▸ **What this task involves**: Each line of the material must be repeated precisely, with the pictures left out.

▸ **Input records**:
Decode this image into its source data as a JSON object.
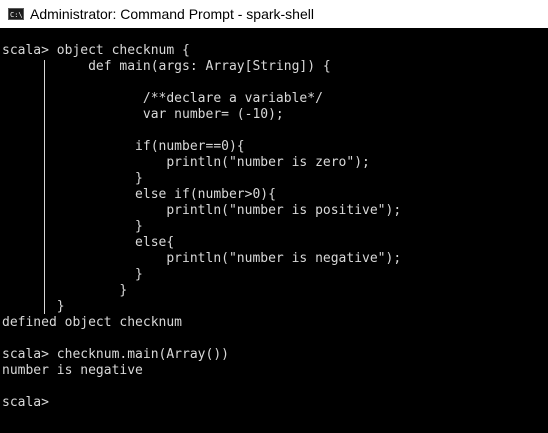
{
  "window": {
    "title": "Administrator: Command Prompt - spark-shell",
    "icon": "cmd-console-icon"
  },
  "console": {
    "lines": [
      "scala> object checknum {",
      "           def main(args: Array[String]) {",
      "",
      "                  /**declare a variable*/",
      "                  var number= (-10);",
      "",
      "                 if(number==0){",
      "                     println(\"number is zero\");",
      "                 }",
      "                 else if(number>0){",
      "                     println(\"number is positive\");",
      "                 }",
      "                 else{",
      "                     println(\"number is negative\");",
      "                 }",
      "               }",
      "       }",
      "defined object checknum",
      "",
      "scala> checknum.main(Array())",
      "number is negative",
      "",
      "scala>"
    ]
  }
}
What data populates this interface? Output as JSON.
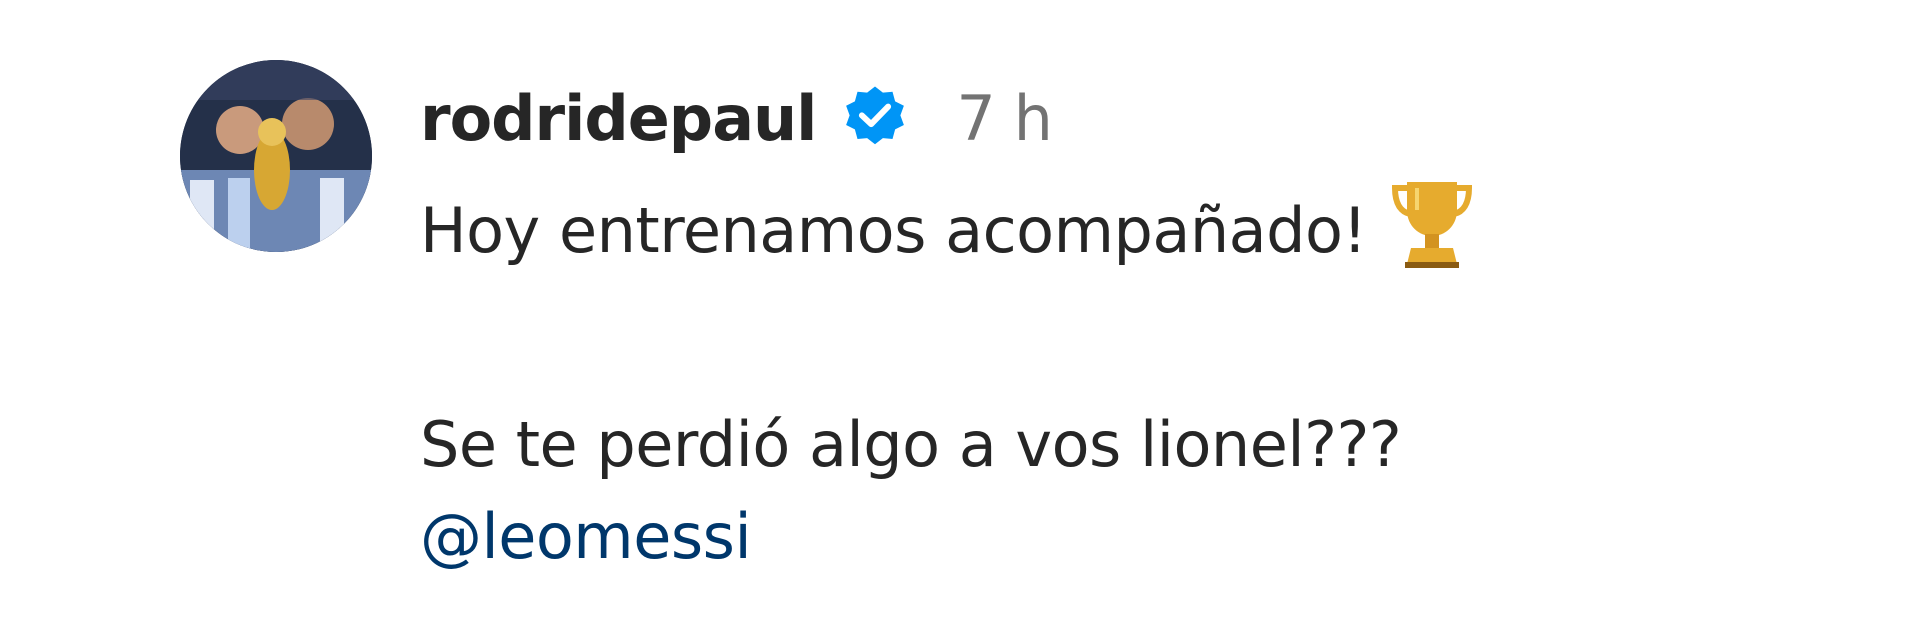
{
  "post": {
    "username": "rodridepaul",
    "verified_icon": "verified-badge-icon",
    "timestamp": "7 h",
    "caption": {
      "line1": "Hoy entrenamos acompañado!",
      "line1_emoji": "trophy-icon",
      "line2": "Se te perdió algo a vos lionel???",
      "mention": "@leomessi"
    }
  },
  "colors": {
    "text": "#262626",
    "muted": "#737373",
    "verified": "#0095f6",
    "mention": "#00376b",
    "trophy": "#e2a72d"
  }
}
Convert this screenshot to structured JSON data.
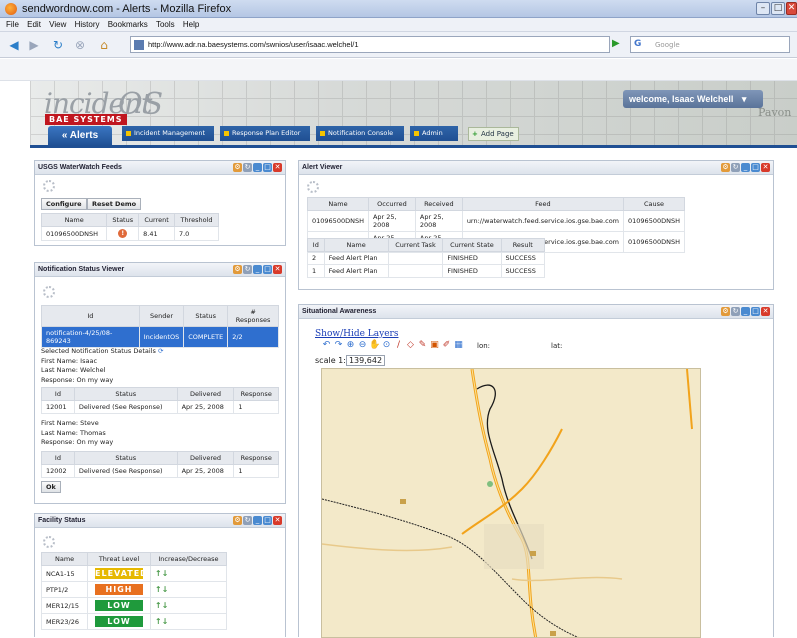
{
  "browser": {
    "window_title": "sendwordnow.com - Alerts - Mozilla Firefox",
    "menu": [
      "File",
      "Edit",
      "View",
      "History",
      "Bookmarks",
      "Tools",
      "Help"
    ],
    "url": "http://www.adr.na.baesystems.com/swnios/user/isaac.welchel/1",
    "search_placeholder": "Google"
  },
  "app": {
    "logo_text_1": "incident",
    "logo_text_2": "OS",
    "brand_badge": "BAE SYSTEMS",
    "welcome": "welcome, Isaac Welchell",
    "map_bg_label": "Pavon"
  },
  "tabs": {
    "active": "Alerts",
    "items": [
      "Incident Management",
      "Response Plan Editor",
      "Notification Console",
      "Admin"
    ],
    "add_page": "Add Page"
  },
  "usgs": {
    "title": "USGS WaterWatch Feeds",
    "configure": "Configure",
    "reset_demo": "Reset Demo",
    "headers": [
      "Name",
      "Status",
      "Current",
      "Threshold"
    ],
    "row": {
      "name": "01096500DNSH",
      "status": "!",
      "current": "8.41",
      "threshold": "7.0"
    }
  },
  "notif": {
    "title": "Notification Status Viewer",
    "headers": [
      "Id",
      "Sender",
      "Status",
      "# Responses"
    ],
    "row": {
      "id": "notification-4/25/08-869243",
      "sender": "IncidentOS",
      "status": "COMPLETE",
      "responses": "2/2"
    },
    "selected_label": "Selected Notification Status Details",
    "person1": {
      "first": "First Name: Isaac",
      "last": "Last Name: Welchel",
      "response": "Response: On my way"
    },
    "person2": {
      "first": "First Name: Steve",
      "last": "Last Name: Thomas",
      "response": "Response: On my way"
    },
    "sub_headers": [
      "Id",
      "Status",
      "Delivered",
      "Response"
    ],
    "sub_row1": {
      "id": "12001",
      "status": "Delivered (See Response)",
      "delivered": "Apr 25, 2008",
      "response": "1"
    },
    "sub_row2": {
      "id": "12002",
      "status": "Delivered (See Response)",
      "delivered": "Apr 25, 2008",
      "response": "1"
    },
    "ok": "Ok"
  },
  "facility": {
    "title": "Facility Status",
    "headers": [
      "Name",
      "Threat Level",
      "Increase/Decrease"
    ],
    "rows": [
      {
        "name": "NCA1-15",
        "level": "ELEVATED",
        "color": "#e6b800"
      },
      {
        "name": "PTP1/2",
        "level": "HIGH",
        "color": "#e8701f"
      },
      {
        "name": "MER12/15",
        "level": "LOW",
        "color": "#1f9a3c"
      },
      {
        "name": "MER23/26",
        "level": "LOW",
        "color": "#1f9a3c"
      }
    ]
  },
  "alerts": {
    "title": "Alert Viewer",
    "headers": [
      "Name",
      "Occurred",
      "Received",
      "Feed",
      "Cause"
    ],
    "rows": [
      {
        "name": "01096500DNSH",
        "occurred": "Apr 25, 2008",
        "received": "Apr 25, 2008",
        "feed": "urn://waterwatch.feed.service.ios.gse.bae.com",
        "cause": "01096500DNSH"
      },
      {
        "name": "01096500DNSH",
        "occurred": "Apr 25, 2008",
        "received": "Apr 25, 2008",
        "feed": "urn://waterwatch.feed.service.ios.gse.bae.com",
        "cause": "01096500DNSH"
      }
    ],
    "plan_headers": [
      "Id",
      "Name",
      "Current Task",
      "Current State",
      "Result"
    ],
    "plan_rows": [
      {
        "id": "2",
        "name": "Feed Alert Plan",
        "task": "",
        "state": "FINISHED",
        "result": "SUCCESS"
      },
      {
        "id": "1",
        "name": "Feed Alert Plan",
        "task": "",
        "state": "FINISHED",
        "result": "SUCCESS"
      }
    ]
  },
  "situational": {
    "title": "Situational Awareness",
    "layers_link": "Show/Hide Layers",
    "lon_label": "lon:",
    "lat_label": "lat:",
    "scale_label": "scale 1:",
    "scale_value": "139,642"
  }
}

▸ **Written answer**:
Decode this image into its source data as a JSON object.
{
  "window": {
    "title": "Administrator: Command Prompt - spark-shell",
    "icon": "cmd-console-icon"
  },
  "console": {
    "lines": [
      "scala> object checknum {",
      "           def main(args: Array[String]) {",
      "",
      "                  /**declare a variable*/",
      "                  var number= (-10);",
      "",
      "                 if(number==0){",
      "                     println(\"number is zero\");",
      "                 }",
      "                 else if(number>0){",
      "                     println(\"number is positive\");",
      "                 }",
      "                 else{",
      "                     println(\"number is negative\");",
      "                 }",
      "               }",
      "       }",
      "defined object checknum",
      "",
      "scala> checknum.main(Array())",
      "number is negative",
      "",
      "scala>"
    ]
  }
}
What data populates this interface? Output as JSON.
{
  "post": {
    "username": "rodridepaul",
    "verified_icon": "verified-badge-icon",
    "timestamp": "7 h",
    "caption": {
      "line1": "Hoy entrenamos acompañado!",
      "line1_emoji": "trophy-icon",
      "line2": "Se te perdió algo a vos lionel???",
      "mention": "@leomessi"
    }
  },
  "colors": {
    "text": "#262626",
    "muted": "#737373",
    "verified": "#0095f6",
    "mention": "#00376b",
    "trophy": "#e2a72d"
  }
}
Convert this screenshot to structured JSON data.
{
  "browser": {
    "window_title": "sendwordnow.com - Alerts - Mozilla Firefox",
    "menu": [
      "File",
      "Edit",
      "View",
      "History",
      "Bookmarks",
      "Tools",
      "Help"
    ],
    "url": "http://www.adr.na.baesystems.com/swnios/user/isaac.welchel/1",
    "search_placeholder": "Google"
  },
  "app": {
    "logo_text_1": "incident",
    "logo_text_2": "OS",
    "brand_badge": "BAE SYSTEMS",
    "welcome": "welcome, Isaac Welchell",
    "map_bg_label": "Pavon"
  },
  "tabs": {
    "active": "Alerts",
    "items": [
      "Incident Management",
      "Response Plan Editor",
      "Notification Console",
      "Admin"
    ],
    "add_page": "Add Page"
  },
  "usgs": {
    "title": "USGS WaterWatch Feeds",
    "configure": "Configure",
    "reset_demo": "Reset Demo",
    "headers": [
      "Name",
      "Status",
      "Current",
      "Threshold"
    ],
    "row": {
      "name": "01096500DNSH",
      "status": "!",
      "current": "8.41",
      "threshold": "7.0"
    }
  },
  "notif": {
    "title": "Notification Status Viewer",
    "headers": [
      "Id",
      "Sender",
      "Status",
      "# Responses"
    ],
    "row": {
      "id": "notification-4/25/08-869243",
      "sender": "IncidentOS",
      "status": "COMPLETE",
      "responses": "2/2"
    },
    "selected_label": "Selected Notification Status Details",
    "person1": {
      "first": "First Name: Isaac",
      "last": "Last Name: Welchel",
      "response": "Response: On my way"
    },
    "person2": {
      "first": "First Name: Steve",
      "last": "Last Name: Thomas",
      "response": "Response: On my way"
    },
    "sub_headers": [
      "Id",
      "Status",
      "Delivered",
      "Response"
    ],
    "sub_row1": {
      "id": "12001",
      "status": "Delivered (See Response)",
      "delivered": "Apr 25, 2008",
      "response": "1"
    },
    "sub_row2": {
      "id": "12002",
      "status": "Delivered (See Response)",
      "delivered": "Apr 25, 2008",
      "response": "1"
    },
    "ok": "Ok"
  },
  "facility": {
    "title": "Facility Status",
    "headers": [
      "Name",
      "Threat Level",
      "Increase/Decrease"
    ],
    "rows": [
      {
        "name": "NCA1-15",
        "level": "ELEVATED",
        "color": "#e6b800"
      },
      {
        "name": "PTP1/2",
        "level": "HIGH",
        "color": "#e8701f"
      },
      {
        "name": "MER12/15",
        "level": "LOW",
        "color": "#1f9a3c"
      },
      {
        "name": "MER23/26",
        "level": "LOW",
        "color": "#1f9a3c"
      }
    ]
  },
  "alerts": {
    "title": "Alert Viewer",
    "headers": [
      "Name",
      "Occurred",
      "Received",
      "Feed",
      "Cause"
    ],
    "rows": [
      {
        "name": "01096500DNSH",
        "occurred": "Apr 25, 2008",
        "received": "Apr 25, 2008",
        "feed": "urn://waterwatch.feed.service.ios.gse.bae.com",
        "cause": "01096500DNSH"
      },
      {
        "name": "01096500DNSH",
        "occurred": "Apr 25, 2008",
        "received": "Apr 25, 2008",
        "feed": "urn://waterwatch.feed.service.ios.gse.bae.com",
        "cause": "01096500DNSH"
      }
    ],
    "plan_headers": [
      "Id",
      "Name",
      "Current Task",
      "Current State",
      "Result"
    ],
    "plan_rows": [
      {
        "id": "2",
        "name": "Feed Alert Plan",
        "task": "",
        "state": "FINISHED",
        "result": "SUCCESS"
      },
      {
        "id": "1",
        "name": "Feed Alert Plan",
        "task": "",
        "state": "FINISHED",
        "result": "SUCCESS"
      }
    ]
  },
  "situational": {
    "title": "Situational Awareness",
    "layers_link": "Show/Hide Layers",
    "lon_label": "lon:",
    "lat_label": "lat:",
    "scale_label": "scale 1:",
    "scale_value": "139,642"
  }
}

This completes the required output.